◆ Short exercise
Return all lines below containing the word "Debug".

◆ Records for this task
»»
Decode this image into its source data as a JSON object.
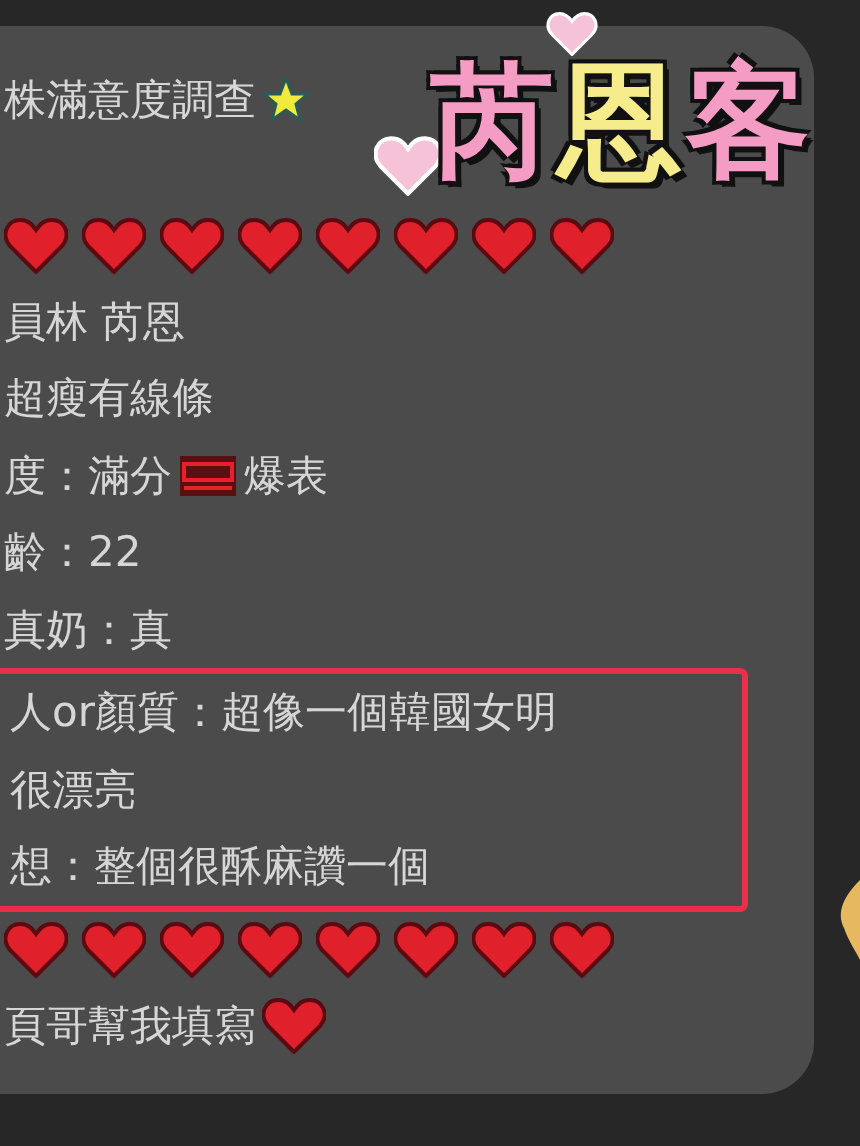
{
  "sticker": {
    "chars": [
      {
        "text": "芮",
        "color": "#f49cc4"
      },
      {
        "text": "恩",
        "color": "#f7ec8c"
      },
      {
        "text": "客",
        "color": "#f49cc4"
      }
    ]
  },
  "message": {
    "blocks": [
      {
        "kind": "plain",
        "lines": [
          {
            "kind": "starred",
            "text": "株滿意度調查"
          },
          {
            "kind": "hearts"
          },
          {
            "kind": "text",
            "text": "員林 芮恩"
          },
          {
            "kind": "text",
            "text": "超瘦有線條"
          },
          {
            "kind": "score",
            "text": "度：滿分",
            "after": "爆表"
          },
          {
            "kind": "text",
            "text": "齡：22"
          },
          {
            "kind": "text",
            "text": "真奶：真"
          }
        ]
      },
      {
        "kind": "highlight",
        "lines": [
          {
            "kind": "text",
            "text": "人or顏質：超像一個韓國女明"
          },
          {
            "kind": "text",
            "text": "很漂亮"
          },
          {
            "kind": "text",
            "text": "想：整個很酥麻讚一個"
          }
        ]
      },
      {
        "kind": "plain",
        "lines": [
          {
            "kind": "hearts"
          },
          {
            "kind": "hearted",
            "text": "頁哥幫我填寫"
          }
        ]
      }
    ]
  }
}
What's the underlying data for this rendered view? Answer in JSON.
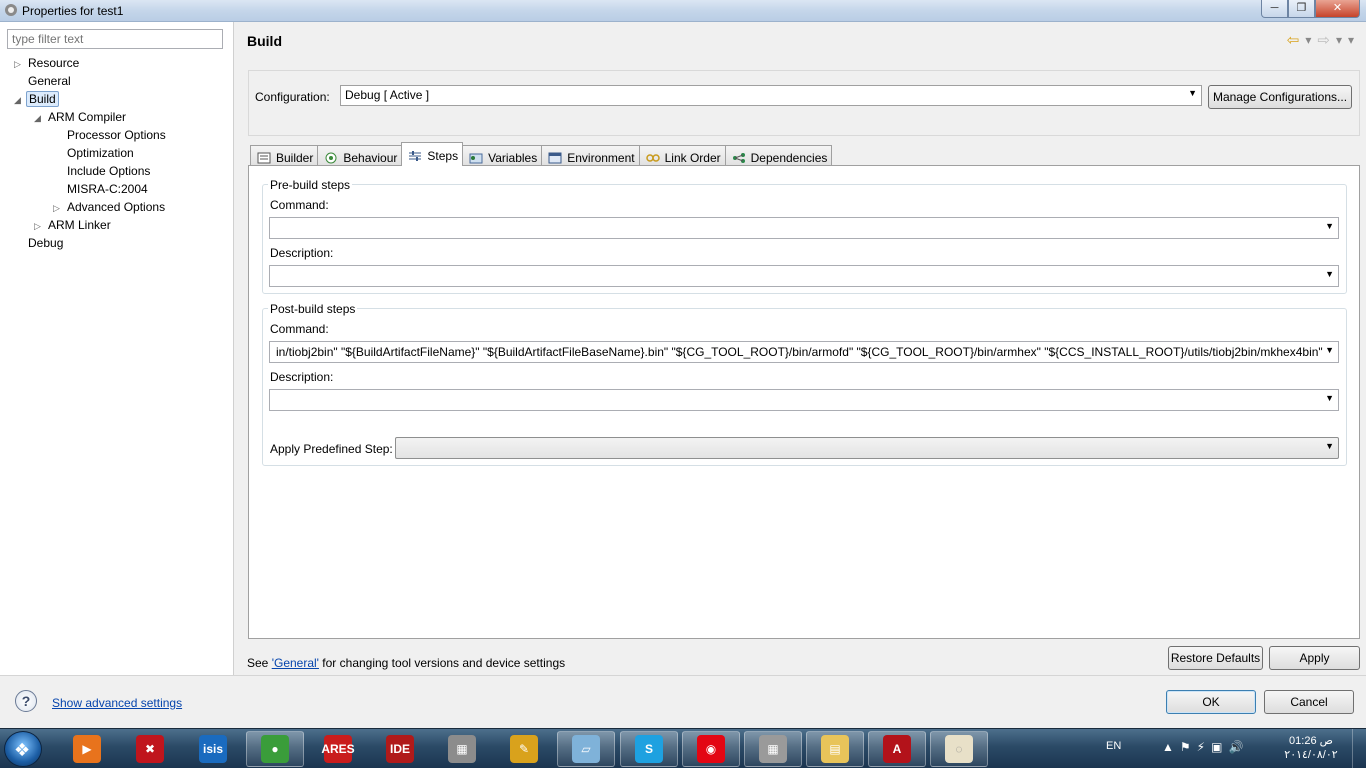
{
  "window": {
    "title": "Properties for test1",
    "minimize": "─",
    "maximize": "❐",
    "close": "✕"
  },
  "left": {
    "filter_placeholder": "type filter text",
    "tree": [
      {
        "label": "Resource",
        "expander": "▷"
      },
      {
        "label": "General",
        "expander": ""
      },
      {
        "label": "Build",
        "expander": "◢",
        "selected": true
      },
      {
        "label": "ARM Compiler",
        "expander": "◢"
      },
      {
        "label": "Processor Options",
        "expander": ""
      },
      {
        "label": "Optimization",
        "expander": ""
      },
      {
        "label": "Include Options",
        "expander": ""
      },
      {
        "label": "MISRA-C:2004",
        "expander": ""
      },
      {
        "label": "Advanced Options",
        "expander": "▷"
      },
      {
        "label": "ARM Linker",
        "expander": "▷"
      },
      {
        "label": "Debug",
        "expander": ""
      }
    ]
  },
  "main": {
    "title": "Build",
    "configuration_label": "Configuration:",
    "configuration_value": "Debug  [ Active ]",
    "manage_button": "Manage Configurations...",
    "tabs": [
      {
        "label": "Builder",
        "icon": "builder-icon"
      },
      {
        "label": "Behaviour",
        "icon": "behaviour-icon"
      },
      {
        "label": "Steps",
        "icon": "steps-icon",
        "active": true
      },
      {
        "label": "Variables",
        "icon": "variables-icon"
      },
      {
        "label": "Environment",
        "icon": "environment-icon"
      },
      {
        "label": "Link Order",
        "icon": "link-order-icon"
      },
      {
        "label": "Dependencies",
        "icon": "dependencies-icon"
      }
    ],
    "pre_build": {
      "title": "Pre-build steps",
      "command_label": "Command:",
      "command_value": "",
      "description_label": "Description:",
      "description_value": ""
    },
    "post_build": {
      "title": "Post-build steps",
      "command_label": "Command:",
      "command_value": "in/tiobj2bin\" \"${BuildArtifactFileName}\" \"${BuildArtifactFileBaseName}.bin\" \"${CG_TOOL_ROOT}/bin/armofd\" \"${CG_TOOL_ROOT}/bin/armhex\" \"${CCS_INSTALL_ROOT}/utils/tiobj2bin/mkhex4bin\"",
      "description_label": "Description:",
      "description_value": "",
      "apply_label": "Apply Predefined Step:",
      "apply_value": ""
    },
    "footer_prefix": "See ",
    "footer_link": "'General'",
    "footer_suffix": " for changing tool versions and device settings",
    "restore_button": "Restore Defaults",
    "apply_button": "Apply"
  },
  "bottom": {
    "help_symbol": "?",
    "advanced_link": "Show advanced settings",
    "ok_button": "OK",
    "cancel_button": "Cancel"
  },
  "taskbar": {
    "start_symbol": "❖",
    "apps": [
      {
        "name": "media-player",
        "text": "▶",
        "color": "#e8731c",
        "open": false
      },
      {
        "name": "ares-red",
        "text": "✖",
        "color": "#c0151d",
        "open": false
      },
      {
        "name": "isis",
        "text": "isis",
        "color": "#1a6bbf",
        "open": false
      },
      {
        "name": "chrome",
        "text": "●",
        "color": "#3a9d3a",
        "open": true
      },
      {
        "name": "ares",
        "text": "ARES",
        "color": "#c91c1c",
        "open": false
      },
      {
        "name": "mplab",
        "text": "IDE",
        "color": "#b01a1a",
        "open": false
      },
      {
        "name": "virtualbox",
        "text": "▦",
        "color": "#8c8c8c",
        "open": false
      },
      {
        "name": "tools",
        "text": "✎",
        "color": "#d9a21c",
        "open": false
      },
      {
        "name": "notepad",
        "text": "▱",
        "color": "#7fb2d9",
        "open": true
      },
      {
        "name": "skype",
        "text": "S",
        "color": "#1ea1e0",
        "open": true
      },
      {
        "name": "vodafone",
        "text": "◉",
        "color": "#e30613",
        "open": true
      },
      {
        "name": "ccs",
        "text": "▦",
        "color": "#9a9a9a",
        "open": true
      },
      {
        "name": "explorer",
        "text": "▤",
        "color": "#e8c45a",
        "open": true
      },
      {
        "name": "acrobat",
        "text": "A",
        "color": "#b3121a",
        "open": true
      },
      {
        "name": "loading",
        "text": "◌",
        "color": "#e8e0c8",
        "open": true
      }
    ],
    "lang": "EN",
    "time": "01:26 ص",
    "date": "٢٠١٤/٠٨/٠٢"
  }
}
««
◆ Result
        "label": "Debug",
    "configuration_value": "Debug  [ Active ]",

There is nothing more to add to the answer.